_Written problem_.
What follows is a listing to be transcribed exactly.

_Records shown_.
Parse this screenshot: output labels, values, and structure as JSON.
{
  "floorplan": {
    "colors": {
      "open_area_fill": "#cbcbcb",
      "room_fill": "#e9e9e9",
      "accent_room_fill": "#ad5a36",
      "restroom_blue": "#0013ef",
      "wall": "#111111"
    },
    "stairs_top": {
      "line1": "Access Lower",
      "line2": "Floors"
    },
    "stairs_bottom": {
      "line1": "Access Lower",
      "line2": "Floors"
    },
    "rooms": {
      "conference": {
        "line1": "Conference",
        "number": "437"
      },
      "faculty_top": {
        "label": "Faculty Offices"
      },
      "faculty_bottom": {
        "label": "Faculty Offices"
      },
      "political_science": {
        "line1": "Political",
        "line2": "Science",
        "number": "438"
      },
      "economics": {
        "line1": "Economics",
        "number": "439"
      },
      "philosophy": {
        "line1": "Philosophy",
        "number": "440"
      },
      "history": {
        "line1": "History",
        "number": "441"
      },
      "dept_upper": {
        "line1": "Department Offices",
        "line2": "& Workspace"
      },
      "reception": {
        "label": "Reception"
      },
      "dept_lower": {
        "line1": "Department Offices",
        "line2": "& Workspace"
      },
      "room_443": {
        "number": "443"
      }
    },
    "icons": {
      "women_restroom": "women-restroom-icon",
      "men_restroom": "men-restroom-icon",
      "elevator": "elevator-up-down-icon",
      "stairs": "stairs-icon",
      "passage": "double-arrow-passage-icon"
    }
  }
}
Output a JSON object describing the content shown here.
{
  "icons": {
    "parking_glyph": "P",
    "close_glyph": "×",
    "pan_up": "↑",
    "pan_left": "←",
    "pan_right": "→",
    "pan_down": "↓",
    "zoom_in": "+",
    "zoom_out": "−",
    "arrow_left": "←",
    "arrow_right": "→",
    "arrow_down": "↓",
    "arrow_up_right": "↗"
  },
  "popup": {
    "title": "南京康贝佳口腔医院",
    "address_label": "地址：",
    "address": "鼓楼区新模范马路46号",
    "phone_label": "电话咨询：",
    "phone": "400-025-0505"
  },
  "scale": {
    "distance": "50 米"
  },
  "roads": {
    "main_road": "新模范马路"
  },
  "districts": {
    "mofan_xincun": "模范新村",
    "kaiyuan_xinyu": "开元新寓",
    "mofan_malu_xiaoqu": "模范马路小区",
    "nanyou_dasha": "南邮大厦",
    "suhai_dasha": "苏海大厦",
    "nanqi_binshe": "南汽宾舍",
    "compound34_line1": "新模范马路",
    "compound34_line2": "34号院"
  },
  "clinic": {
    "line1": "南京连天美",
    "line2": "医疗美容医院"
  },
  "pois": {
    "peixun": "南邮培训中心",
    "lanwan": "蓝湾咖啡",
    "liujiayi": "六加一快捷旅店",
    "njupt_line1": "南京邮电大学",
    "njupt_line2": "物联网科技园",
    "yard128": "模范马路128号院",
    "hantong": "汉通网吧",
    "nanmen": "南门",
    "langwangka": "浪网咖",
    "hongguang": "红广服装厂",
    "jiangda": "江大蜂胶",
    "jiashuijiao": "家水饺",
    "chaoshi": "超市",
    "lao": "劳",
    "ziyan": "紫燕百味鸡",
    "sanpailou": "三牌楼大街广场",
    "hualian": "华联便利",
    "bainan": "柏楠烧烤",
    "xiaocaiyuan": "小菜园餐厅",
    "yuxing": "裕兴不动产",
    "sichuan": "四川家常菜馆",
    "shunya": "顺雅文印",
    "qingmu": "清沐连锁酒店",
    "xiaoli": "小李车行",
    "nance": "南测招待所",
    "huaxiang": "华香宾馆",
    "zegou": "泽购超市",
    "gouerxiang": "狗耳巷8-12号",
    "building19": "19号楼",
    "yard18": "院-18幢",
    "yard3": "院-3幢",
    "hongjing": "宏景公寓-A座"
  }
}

_Answer in full_.
Parse this screenshot: output labels, values, and structure as JSON.
{
  "floorplan": {
    "colors": {
      "open_area_fill": "#cbcbcb",
      "room_fill": "#e9e9e9",
      "accent_room_fill": "#ad5a36",
      "restroom_blue": "#0013ef",
      "wall": "#111111"
    },
    "stairs_top": {
      "line1": "Access Lower",
      "line2": "Floors"
    },
    "stairs_bottom": {
      "line1": "Access Lower",
      "line2": "Floors"
    },
    "rooms": {
      "conference": {
        "line1": "Conference",
        "number": "437"
      },
      "faculty_top": {
        "label": "Faculty Offices"
      },
      "faculty_bottom": {
        "label": "Faculty Offices"
      },
      "political_science": {
        "line1": "Political",
        "line2": "Science",
        "number": "438"
      },
      "economics": {
        "line1": "Economics",
        "number": "439"
      },
      "philosophy": {
        "line1": "Philosophy",
        "number": "440"
      },
      "history": {
        "line1": "History",
        "number": "441"
      },
      "dept_upper": {
        "line1": "Department Offices",
        "line2": "& Workspace"
      },
      "reception": {
        "label": "Reception"
      },
      "dept_lower": {
        "line1": "Department Offices",
        "line2": "& Workspace"
      },
      "room_443": {
        "number": "443"
      }
    },
    "icons": {
      "women_restroom": "women-restroom-icon",
      "men_restroom": "men-restroom-icon",
      "elevator": "elevator-up-down-icon",
      "stairs": "stairs-icon",
      "passage": "double-arrow-passage-icon"
    }
  }
}
Output a JSON object describing the content shown here.
{
  "icons": {
    "parking_glyph": "P",
    "close_glyph": "×",
    "pan_up": "↑",
    "pan_left": "←",
    "pan_right": "→",
    "pan_down": "↓",
    "zoom_in": "+",
    "zoom_out": "−",
    "arrow_left": "←",
    "arrow_right": "→",
    "arrow_down": "↓",
    "arrow_up_right": "↗"
  },
  "popup": {
    "title": "南京康贝佳口腔医院",
    "address_label": "地址：",
    "address": "鼓楼区新模范马路46号",
    "phone_label": "电话咨询：",
    "phone": "400-025-0505"
  },
  "scale": {
    "distance": "50 米"
  },
  "roads": {
    "main_road": "新模范马路"
  },
  "districts": {
    "mofan_xincun": "模范新村",
    "kaiyuan_xinyu": "开元新寓",
    "mofan_malu_xiaoqu": "模范马路小区",
    "nanyou_dasha": "南邮大厦",
    "suhai_dasha": "苏海大厦",
    "nanqi_binshe": "南汽宾舍",
    "compound34_line1": "新模范马路",
    "compound34_line2": "34号院"
  },
  "clinic": {
    "line1": "南京连天美",
    "line2": "医疗美容医院"
  },
  "pois": {
    "peixun": "南邮培训中心",
    "lanwan": "蓝湾咖啡",
    "liujiayi": "六加一快捷旅店",
    "njupt_line1": "南京邮电大学",
    "njupt_line2": "物联网科技园",
    "yard128": "模范马路128号院",
    "hantong": "汉通网吧",
    "nanmen": "南门",
    "langwangka": "浪网咖",
    "hongguang": "红广服装厂",
    "jiangda": "江大蜂胶",
    "jiashuijiao": "家水饺",
    "chaoshi": "超市",
    "lao": "劳",
    "ziyan": "紫燕百味鸡",
    "sanpailou": "三牌楼大街广场",
    "hualian": "华联便利",
    "bainan": "柏楠烧烤",
    "xiaocaiyuan": "小菜园餐厅",
    "yuxing": "裕兴不动产",
    "sichuan": "四川家常菜馆",
    "shunya": "顺雅文印",
    "qingmu": "清沐连锁酒店",
    "xiaoli": "小李车行",
    "nance": "南测招待所",
    "huaxiang": "华香宾馆",
    "zegou": "泽购超市",
    "gouerxiang": "狗耳巷8-12号",
    "building19": "19号楼",
    "yard18": "院-18幢",
    "yard3": "院-3幢",
    "hongjing": "宏景公寓-A座"
  }
}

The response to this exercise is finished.